Print out the entries below with no edits.

---

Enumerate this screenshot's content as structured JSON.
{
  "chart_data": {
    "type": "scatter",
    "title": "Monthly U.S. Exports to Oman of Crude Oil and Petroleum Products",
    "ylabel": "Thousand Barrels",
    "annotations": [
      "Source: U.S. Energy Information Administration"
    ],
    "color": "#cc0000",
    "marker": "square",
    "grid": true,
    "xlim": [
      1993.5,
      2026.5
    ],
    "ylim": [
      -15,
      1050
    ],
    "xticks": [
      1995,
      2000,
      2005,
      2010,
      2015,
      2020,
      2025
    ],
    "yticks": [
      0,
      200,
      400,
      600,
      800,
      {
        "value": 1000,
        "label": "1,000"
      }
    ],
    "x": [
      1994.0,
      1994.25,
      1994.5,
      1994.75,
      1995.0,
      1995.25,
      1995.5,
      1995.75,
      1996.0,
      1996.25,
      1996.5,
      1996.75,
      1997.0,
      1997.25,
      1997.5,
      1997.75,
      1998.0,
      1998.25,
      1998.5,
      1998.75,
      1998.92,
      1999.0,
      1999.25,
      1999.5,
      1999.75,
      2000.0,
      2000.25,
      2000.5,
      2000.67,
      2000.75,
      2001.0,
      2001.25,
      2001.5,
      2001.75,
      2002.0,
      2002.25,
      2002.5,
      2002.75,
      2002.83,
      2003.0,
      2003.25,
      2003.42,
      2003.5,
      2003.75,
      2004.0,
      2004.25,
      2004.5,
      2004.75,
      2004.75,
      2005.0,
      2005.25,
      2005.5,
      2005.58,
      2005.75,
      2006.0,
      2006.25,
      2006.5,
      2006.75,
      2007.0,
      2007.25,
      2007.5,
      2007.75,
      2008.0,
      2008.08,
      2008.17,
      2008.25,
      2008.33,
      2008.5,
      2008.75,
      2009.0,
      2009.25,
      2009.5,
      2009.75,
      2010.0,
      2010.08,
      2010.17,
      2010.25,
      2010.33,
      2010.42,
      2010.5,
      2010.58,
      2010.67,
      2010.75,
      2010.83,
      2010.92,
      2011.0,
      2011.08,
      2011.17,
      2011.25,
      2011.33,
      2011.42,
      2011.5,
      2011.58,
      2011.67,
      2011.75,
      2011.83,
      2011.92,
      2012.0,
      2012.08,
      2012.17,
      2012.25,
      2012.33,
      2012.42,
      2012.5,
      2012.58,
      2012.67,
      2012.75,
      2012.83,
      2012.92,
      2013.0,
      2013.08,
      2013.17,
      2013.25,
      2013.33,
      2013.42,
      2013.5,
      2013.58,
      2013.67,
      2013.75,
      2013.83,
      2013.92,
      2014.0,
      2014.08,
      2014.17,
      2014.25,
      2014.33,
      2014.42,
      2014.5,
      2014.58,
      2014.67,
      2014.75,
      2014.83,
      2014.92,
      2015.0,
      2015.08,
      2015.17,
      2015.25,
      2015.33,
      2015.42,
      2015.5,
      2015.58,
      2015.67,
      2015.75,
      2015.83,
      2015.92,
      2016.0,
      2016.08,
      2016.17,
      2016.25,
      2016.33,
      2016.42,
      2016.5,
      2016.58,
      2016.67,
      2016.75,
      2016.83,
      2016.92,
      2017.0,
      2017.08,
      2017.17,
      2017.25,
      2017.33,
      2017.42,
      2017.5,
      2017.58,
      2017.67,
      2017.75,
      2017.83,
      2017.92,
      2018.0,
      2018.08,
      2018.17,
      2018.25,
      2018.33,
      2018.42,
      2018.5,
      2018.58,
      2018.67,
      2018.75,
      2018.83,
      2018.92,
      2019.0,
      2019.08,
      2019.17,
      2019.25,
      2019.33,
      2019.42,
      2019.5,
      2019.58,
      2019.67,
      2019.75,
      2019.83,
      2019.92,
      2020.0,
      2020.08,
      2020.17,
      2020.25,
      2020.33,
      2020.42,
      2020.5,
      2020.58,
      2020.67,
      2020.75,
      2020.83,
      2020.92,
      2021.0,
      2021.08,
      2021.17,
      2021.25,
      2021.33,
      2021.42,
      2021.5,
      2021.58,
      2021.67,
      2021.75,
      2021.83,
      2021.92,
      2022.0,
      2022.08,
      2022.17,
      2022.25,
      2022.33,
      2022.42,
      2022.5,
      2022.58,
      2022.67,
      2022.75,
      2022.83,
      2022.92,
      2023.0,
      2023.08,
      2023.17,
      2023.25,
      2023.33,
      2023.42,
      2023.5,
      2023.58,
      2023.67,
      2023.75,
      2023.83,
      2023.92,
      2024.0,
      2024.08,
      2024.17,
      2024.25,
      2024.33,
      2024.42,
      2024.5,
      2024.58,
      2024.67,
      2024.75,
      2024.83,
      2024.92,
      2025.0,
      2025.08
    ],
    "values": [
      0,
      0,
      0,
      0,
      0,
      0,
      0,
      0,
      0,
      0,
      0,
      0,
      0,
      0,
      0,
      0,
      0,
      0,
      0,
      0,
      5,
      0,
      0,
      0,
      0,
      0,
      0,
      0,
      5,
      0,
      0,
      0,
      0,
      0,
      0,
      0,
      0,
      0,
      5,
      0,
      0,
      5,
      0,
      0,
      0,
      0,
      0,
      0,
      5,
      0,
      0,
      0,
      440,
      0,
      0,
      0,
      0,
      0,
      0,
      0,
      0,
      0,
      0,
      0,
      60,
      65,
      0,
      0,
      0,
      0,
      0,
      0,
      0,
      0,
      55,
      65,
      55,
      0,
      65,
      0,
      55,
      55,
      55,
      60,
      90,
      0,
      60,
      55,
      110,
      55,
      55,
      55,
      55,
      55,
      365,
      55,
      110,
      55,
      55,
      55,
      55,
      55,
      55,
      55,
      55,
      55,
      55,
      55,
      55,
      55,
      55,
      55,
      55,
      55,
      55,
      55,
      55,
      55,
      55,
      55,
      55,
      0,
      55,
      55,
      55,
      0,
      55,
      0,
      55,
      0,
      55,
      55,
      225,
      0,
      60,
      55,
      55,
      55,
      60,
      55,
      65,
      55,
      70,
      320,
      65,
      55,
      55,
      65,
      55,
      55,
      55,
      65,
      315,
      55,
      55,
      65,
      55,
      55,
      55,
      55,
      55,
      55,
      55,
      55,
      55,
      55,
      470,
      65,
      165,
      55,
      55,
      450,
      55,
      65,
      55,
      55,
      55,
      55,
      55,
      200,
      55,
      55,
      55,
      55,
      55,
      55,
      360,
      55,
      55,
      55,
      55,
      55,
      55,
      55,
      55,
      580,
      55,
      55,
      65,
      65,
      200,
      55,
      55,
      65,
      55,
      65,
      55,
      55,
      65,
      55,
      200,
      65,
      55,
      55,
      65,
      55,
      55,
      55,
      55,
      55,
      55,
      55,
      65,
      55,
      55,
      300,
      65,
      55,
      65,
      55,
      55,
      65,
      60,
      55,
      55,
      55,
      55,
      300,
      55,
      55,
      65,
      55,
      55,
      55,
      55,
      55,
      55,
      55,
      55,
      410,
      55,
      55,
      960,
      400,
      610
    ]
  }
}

---

EXERCISE RESPONSE:
Enumerate this screenshot's content as structured JSON.
{
  "chart_data": {
    "type": "scatter",
    "title": "Monthly U.S. Exports to Oman of Crude Oil and Petroleum Products",
    "ylabel": "Thousand Barrels",
    "annotations": [
      "Source: U.S. Energy Information Administration"
    ],
    "color": "#cc0000",
    "marker": "square",
    "grid": true,
    "xlim": [
      1993.5,
      2026.5
    ],
    "ylim": [
      -15,
      1050
    ],
    "xticks": [
      1995,
      2000,
      2005,
      2010,
      2015,
      2020,
      2025
    ],
    "yticks": [
      0,
      200,
      400,
      600,
      800,
      {
        "value": 1000,
        "label": "1,000"
      }
    ],
    "x": [
      1994.0,
      1994.25,
      1994.5,
      1994.75,
      1995.0,
      1995.25,
      1995.5,
      1995.75,
      1996.0,
      1996.25,
      1996.5,
      1996.75,
      1997.0,
      1997.25,
      1997.5,
      1997.75,
      1998.0,
      1998.25,
      1998.5,
      1998.75,
      1998.92,
      1999.0,
      1999.25,
      1999.5,
      1999.75,
      2000.0,
      2000.25,
      2000.5,
      2000.67,
      2000.75,
      2001.0,
      2001.25,
      2001.5,
      2001.75,
      2002.0,
      2002.25,
      2002.5,
      2002.75,
      2002.83,
      2003.0,
      2003.25,
      2003.42,
      2003.5,
      2003.75,
      2004.0,
      2004.25,
      2004.5,
      2004.75,
      2004.75,
      2005.0,
      2005.25,
      2005.5,
      2005.58,
      2005.75,
      2006.0,
      2006.25,
      2006.5,
      2006.75,
      2007.0,
      2007.25,
      2007.5,
      2007.75,
      2008.0,
      2008.08,
      2008.17,
      2008.25,
      2008.33,
      2008.5,
      2008.75,
      2009.0,
      2009.25,
      2009.5,
      2009.75,
      2010.0,
      2010.08,
      2010.17,
      2010.25,
      2010.33,
      2010.42,
      2010.5,
      2010.58,
      2010.67,
      2010.75,
      2010.83,
      2010.92,
      2011.0,
      2011.08,
      2011.17,
      2011.25,
      2011.33,
      2011.42,
      2011.5,
      2011.58,
      2011.67,
      2011.75,
      2011.83,
      2011.92,
      2012.0,
      2012.08,
      2012.17,
      2012.25,
      2012.33,
      2012.42,
      2012.5,
      2012.58,
      2012.67,
      2012.75,
      2012.83,
      2012.92,
      2013.0,
      2013.08,
      2013.17,
      2013.25,
      2013.33,
      2013.42,
      2013.5,
      2013.58,
      2013.67,
      2013.75,
      2013.83,
      2013.92,
      2014.0,
      2014.08,
      2014.17,
      2014.25,
      2014.33,
      2014.42,
      2014.5,
      2014.58,
      2014.67,
      2014.75,
      2014.83,
      2014.92,
      2015.0,
      2015.08,
      2015.17,
      2015.25,
      2015.33,
      2015.42,
      2015.5,
      2015.58,
      2015.67,
      2015.75,
      2015.83,
      2015.92,
      2016.0,
      2016.08,
      2016.17,
      2016.25,
      2016.33,
      2016.42,
      2016.5,
      2016.58,
      2016.67,
      2016.75,
      2016.83,
      2016.92,
      2017.0,
      2017.08,
      2017.17,
      2017.25,
      2017.33,
      2017.42,
      2017.5,
      2017.58,
      2017.67,
      2017.75,
      2017.83,
      2017.92,
      2018.0,
      2018.08,
      2018.17,
      2018.25,
      2018.33,
      2018.42,
      2018.5,
      2018.58,
      2018.67,
      2018.75,
      2018.83,
      2018.92,
      2019.0,
      2019.08,
      2019.17,
      2019.25,
      2019.33,
      2019.42,
      2019.5,
      2019.58,
      2019.67,
      2019.75,
      2019.83,
      2019.92,
      2020.0,
      2020.08,
      2020.17,
      2020.25,
      2020.33,
      2020.42,
      2020.5,
      2020.58,
      2020.67,
      2020.75,
      2020.83,
      2020.92,
      2021.0,
      2021.08,
      2021.17,
      2021.25,
      2021.33,
      2021.42,
      2021.5,
      2021.58,
      2021.67,
      2021.75,
      2021.83,
      2021.92,
      2022.0,
      2022.08,
      2022.17,
      2022.25,
      2022.33,
      2022.42,
      2022.5,
      2022.58,
      2022.67,
      2022.75,
      2022.83,
      2022.92,
      2023.0,
      2023.08,
      2023.17,
      2023.25,
      2023.33,
      2023.42,
      2023.5,
      2023.58,
      2023.67,
      2023.75,
      2023.83,
      2023.92,
      2024.0,
      2024.08,
      2024.17,
      2024.25,
      2024.33,
      2024.42,
      2024.5,
      2024.58,
      2024.67,
      2024.75,
      2024.83,
      2024.92,
      2025.0,
      2025.08
    ],
    "values": [
      0,
      0,
      0,
      0,
      0,
      0,
      0,
      0,
      0,
      0,
      0,
      0,
      0,
      0,
      0,
      0,
      0,
      0,
      0,
      0,
      5,
      0,
      0,
      0,
      0,
      0,
      0,
      0,
      5,
      0,
      0,
      0,
      0,
      0,
      0,
      0,
      0,
      0,
      5,
      0,
      0,
      5,
      0,
      0,
      0,
      0,
      0,
      0,
      5,
      0,
      0,
      0,
      440,
      0,
      0,
      0,
      0,
      0,
      0,
      0,
      0,
      0,
      0,
      0,
      60,
      65,
      0,
      0,
      0,
      0,
      0,
      0,
      0,
      0,
      55,
      65,
      55,
      0,
      65,
      0,
      55,
      55,
      55,
      60,
      90,
      0,
      60,
      55,
      110,
      55,
      55,
      55,
      55,
      55,
      365,
      55,
      110,
      55,
      55,
      55,
      55,
      55,
      55,
      55,
      55,
      55,
      55,
      55,
      55,
      55,
      55,
      55,
      55,
      55,
      55,
      55,
      55,
      55,
      55,
      55,
      55,
      0,
      55,
      55,
      55,
      0,
      55,
      0,
      55,
      0,
      55,
      55,
      225,
      0,
      60,
      55,
      55,
      55,
      60,
      55,
      65,
      55,
      70,
      320,
      65,
      55,
      55,
      65,
      55,
      55,
      55,
      65,
      315,
      55,
      55,
      65,
      55,
      55,
      55,
      55,
      55,
      55,
      55,
      55,
      55,
      55,
      470,
      65,
      165,
      55,
      55,
      450,
      55,
      65,
      55,
      55,
      55,
      55,
      55,
      200,
      55,
      55,
      55,
      55,
      55,
      55,
      360,
      55,
      55,
      55,
      55,
      55,
      55,
      55,
      55,
      580,
      55,
      55,
      65,
      65,
      200,
      55,
      55,
      65,
      55,
      65,
      55,
      55,
      65,
      55,
      200,
      65,
      55,
      55,
      65,
      55,
      55,
      55,
      55,
      55,
      55,
      55,
      65,
      55,
      55,
      300,
      65,
      55,
      65,
      55,
      55,
      65,
      60,
      55,
      55,
      55,
      55,
      300,
      55,
      55,
      65,
      55,
      55,
      55,
      55,
      55,
      55,
      55,
      55,
      410,
      55,
      55,
      960,
      400,
      610
    ]
  }
}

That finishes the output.